• **What is expected**
Give nothing except the number of lines containing the word "style".

• **Data excerpts**
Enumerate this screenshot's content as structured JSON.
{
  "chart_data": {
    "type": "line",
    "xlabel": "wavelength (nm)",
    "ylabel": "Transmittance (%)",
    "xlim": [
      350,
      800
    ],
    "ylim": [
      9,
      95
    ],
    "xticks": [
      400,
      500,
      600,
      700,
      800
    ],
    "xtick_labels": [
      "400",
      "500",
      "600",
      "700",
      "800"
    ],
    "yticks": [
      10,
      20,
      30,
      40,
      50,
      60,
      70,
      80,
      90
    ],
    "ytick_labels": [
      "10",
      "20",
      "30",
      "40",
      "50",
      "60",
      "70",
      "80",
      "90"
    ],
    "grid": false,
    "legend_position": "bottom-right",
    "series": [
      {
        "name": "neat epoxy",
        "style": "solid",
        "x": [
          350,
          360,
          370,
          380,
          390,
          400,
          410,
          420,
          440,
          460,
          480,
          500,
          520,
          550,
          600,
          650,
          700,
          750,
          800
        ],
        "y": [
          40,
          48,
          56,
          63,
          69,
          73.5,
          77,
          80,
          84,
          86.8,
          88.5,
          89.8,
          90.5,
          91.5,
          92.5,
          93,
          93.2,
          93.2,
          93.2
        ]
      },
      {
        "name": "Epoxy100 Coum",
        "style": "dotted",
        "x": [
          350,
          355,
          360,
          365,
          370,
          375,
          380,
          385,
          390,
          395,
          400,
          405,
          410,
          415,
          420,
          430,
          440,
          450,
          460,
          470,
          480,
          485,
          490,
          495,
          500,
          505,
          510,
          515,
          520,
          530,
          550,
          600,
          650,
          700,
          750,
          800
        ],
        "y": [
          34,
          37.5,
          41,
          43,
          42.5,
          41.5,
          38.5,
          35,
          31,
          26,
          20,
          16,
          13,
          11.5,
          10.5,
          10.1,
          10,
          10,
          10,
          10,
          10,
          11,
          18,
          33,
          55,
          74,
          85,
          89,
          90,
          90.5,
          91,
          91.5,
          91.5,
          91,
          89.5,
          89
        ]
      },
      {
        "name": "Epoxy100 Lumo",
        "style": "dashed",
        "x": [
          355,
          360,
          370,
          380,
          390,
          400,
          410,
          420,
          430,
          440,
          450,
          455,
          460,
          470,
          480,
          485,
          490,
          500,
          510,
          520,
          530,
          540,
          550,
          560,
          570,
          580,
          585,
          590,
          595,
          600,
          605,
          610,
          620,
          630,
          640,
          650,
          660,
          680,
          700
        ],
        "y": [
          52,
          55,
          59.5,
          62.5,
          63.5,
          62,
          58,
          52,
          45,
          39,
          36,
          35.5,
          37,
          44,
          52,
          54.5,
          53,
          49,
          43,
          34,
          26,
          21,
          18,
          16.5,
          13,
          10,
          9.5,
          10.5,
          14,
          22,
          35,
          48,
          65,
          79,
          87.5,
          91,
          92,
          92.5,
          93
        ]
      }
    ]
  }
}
...
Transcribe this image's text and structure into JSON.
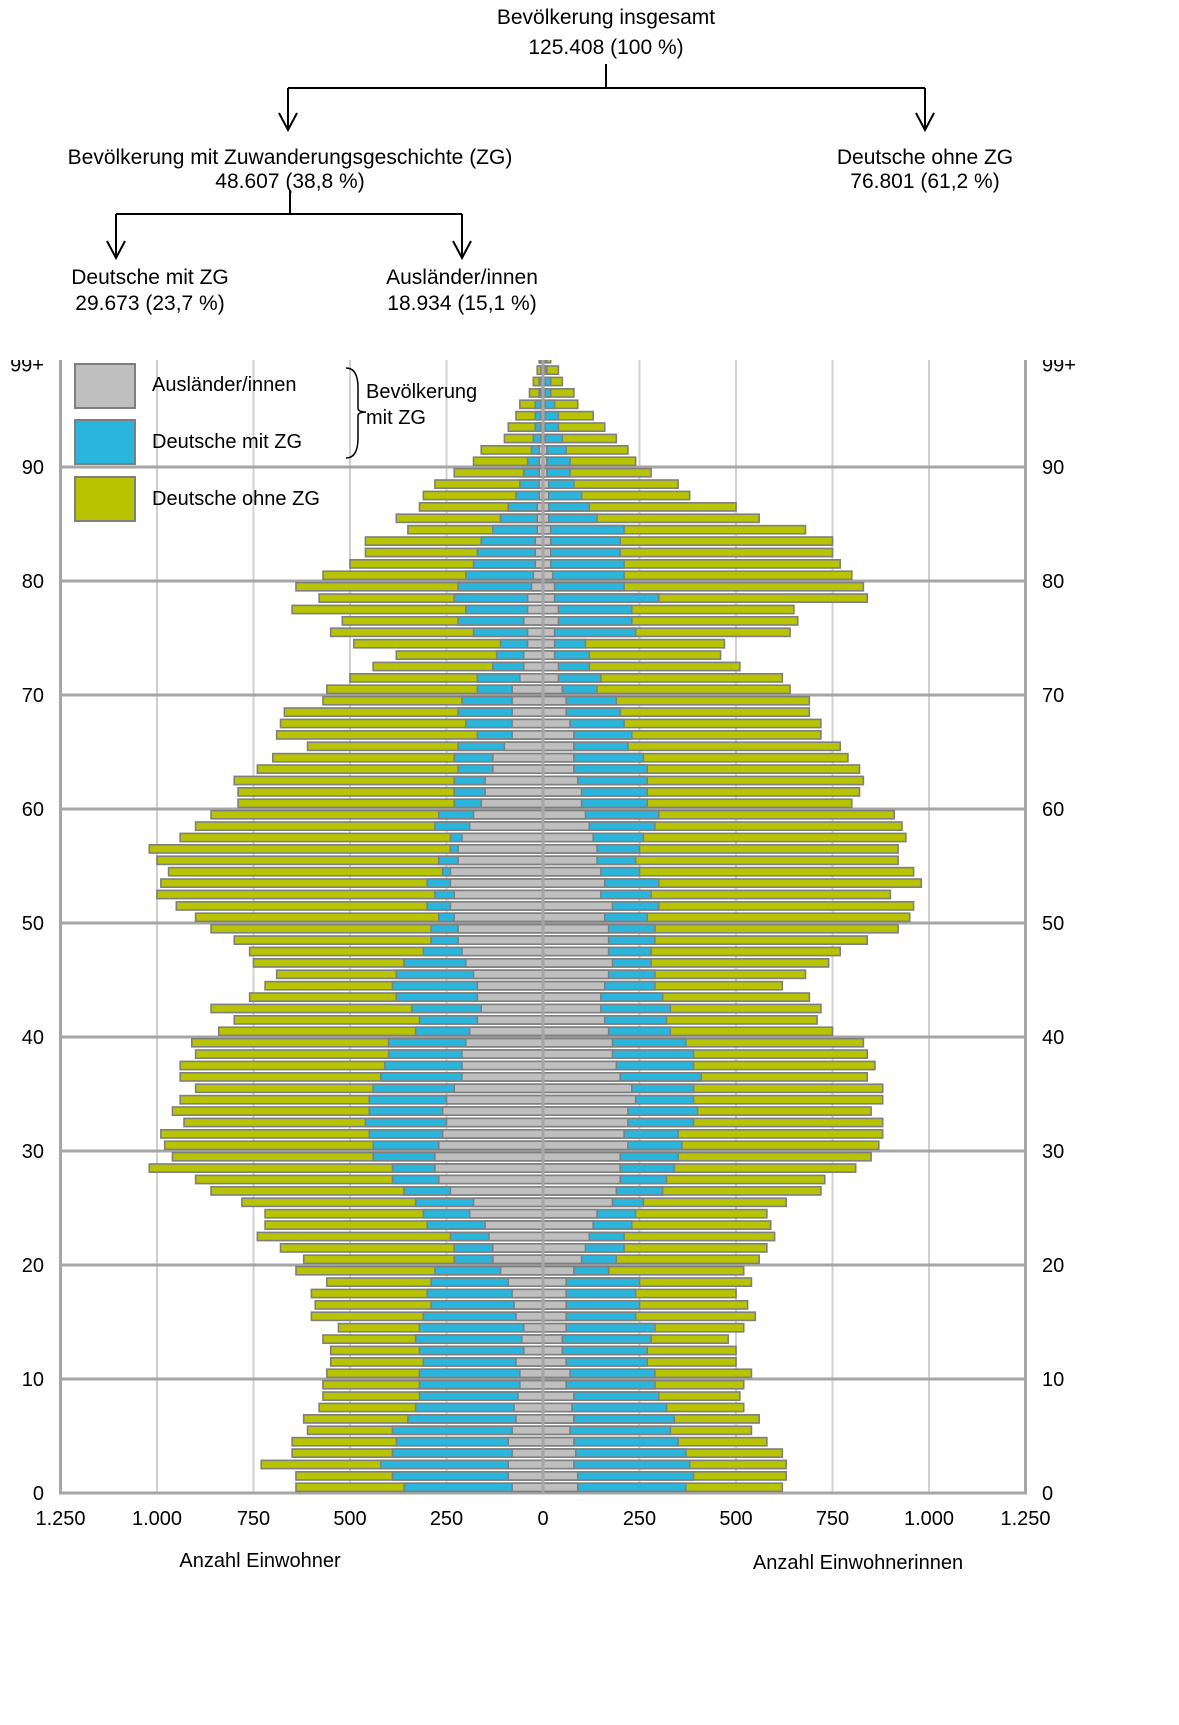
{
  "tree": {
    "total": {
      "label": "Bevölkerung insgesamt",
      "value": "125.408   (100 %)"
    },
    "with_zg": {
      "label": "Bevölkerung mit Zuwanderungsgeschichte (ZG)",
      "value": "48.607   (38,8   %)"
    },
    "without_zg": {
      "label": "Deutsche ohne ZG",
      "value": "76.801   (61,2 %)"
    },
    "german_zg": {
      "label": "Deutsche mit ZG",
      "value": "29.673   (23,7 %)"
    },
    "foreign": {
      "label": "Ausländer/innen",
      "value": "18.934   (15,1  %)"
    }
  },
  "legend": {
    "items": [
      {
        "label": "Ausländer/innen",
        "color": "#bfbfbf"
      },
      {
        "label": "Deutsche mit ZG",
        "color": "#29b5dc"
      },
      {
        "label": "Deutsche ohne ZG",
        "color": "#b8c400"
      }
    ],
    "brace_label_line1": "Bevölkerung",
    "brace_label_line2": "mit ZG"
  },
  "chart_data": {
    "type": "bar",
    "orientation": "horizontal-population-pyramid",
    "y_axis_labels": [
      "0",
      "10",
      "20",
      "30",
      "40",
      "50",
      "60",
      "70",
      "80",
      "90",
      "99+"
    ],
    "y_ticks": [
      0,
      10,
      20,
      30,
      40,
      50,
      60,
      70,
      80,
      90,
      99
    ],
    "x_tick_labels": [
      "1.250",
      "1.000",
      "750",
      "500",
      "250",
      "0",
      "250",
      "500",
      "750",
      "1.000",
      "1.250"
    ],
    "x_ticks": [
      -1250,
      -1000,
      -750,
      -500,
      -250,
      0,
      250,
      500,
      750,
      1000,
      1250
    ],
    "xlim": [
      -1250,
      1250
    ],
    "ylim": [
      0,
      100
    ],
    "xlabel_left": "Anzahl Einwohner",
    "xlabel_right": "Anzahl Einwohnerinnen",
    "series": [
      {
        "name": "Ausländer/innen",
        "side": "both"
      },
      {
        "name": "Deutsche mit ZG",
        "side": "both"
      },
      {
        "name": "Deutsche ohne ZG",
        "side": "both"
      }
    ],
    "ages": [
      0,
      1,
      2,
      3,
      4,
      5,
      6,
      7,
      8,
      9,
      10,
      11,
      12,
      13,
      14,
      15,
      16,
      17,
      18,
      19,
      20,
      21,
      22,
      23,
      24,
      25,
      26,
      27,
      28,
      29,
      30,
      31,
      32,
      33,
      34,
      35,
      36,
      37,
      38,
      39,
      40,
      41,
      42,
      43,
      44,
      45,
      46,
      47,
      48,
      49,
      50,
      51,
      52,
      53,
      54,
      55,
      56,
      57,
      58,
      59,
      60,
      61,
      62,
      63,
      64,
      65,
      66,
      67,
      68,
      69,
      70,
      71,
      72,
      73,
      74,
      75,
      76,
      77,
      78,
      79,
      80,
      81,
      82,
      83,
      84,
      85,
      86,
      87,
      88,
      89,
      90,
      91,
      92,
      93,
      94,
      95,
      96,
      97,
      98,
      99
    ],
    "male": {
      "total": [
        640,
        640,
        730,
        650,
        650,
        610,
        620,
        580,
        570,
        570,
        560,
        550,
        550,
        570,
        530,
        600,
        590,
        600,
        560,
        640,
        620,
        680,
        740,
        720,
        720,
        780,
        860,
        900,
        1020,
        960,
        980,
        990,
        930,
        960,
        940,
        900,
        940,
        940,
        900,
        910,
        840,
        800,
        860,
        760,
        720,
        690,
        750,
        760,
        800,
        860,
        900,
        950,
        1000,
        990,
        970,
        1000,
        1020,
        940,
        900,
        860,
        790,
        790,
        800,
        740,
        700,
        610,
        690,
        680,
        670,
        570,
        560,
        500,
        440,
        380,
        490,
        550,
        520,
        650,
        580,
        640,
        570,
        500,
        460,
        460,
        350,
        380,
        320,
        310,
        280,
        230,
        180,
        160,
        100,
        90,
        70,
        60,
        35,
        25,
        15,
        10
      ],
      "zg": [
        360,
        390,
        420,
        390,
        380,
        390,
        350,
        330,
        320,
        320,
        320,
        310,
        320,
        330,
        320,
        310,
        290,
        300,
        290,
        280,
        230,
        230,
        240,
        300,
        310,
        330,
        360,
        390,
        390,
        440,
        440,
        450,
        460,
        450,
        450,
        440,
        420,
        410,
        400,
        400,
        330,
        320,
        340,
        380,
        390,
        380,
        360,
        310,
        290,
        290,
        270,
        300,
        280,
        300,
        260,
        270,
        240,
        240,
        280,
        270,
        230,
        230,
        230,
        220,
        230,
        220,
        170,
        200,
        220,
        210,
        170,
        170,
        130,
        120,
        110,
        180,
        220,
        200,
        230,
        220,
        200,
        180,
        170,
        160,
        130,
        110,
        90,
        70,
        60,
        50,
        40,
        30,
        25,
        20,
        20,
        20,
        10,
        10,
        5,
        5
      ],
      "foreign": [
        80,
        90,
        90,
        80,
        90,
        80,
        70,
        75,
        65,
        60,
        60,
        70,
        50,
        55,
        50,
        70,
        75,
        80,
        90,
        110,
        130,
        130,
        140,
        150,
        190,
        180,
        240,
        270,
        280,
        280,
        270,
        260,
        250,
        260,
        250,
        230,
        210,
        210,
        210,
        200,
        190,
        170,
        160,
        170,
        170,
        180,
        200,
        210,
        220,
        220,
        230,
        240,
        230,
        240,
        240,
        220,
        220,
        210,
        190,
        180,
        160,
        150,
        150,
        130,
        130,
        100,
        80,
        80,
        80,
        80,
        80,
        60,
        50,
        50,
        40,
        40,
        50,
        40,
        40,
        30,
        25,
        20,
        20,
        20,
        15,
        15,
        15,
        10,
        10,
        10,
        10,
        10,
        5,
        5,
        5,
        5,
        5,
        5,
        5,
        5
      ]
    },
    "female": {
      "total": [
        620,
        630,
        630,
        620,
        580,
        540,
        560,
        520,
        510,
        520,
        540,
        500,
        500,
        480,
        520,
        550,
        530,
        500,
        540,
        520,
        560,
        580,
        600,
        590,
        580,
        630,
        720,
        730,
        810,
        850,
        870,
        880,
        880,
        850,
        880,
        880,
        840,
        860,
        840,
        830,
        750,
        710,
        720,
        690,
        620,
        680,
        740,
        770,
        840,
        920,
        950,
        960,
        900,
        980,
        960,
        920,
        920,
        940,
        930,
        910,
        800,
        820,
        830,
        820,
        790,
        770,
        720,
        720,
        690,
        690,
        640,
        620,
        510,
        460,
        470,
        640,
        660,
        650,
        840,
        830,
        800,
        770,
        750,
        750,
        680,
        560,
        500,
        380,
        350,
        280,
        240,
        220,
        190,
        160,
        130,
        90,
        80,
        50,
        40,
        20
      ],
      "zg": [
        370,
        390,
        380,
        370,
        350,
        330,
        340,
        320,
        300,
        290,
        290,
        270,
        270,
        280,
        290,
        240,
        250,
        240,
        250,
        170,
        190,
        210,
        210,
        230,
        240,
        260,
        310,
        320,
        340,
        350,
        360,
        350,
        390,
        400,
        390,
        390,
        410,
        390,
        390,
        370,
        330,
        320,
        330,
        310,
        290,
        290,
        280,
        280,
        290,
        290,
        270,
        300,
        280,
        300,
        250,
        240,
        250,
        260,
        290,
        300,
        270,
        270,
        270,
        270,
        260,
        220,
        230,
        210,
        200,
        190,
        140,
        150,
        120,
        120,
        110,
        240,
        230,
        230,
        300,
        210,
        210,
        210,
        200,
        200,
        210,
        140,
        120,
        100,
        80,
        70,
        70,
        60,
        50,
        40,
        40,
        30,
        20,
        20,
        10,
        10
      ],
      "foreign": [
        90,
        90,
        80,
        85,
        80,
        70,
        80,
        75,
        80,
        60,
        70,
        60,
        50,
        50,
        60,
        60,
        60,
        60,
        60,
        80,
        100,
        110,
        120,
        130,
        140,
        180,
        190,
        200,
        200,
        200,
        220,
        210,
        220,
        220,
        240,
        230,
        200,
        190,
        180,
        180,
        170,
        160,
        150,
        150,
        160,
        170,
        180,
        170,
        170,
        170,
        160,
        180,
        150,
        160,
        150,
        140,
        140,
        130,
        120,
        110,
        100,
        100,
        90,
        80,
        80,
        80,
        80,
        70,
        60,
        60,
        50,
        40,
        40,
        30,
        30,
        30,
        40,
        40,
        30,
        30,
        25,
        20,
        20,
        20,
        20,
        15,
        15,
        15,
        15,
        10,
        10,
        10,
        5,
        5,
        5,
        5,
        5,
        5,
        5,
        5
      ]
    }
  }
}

• **Answer in full**
3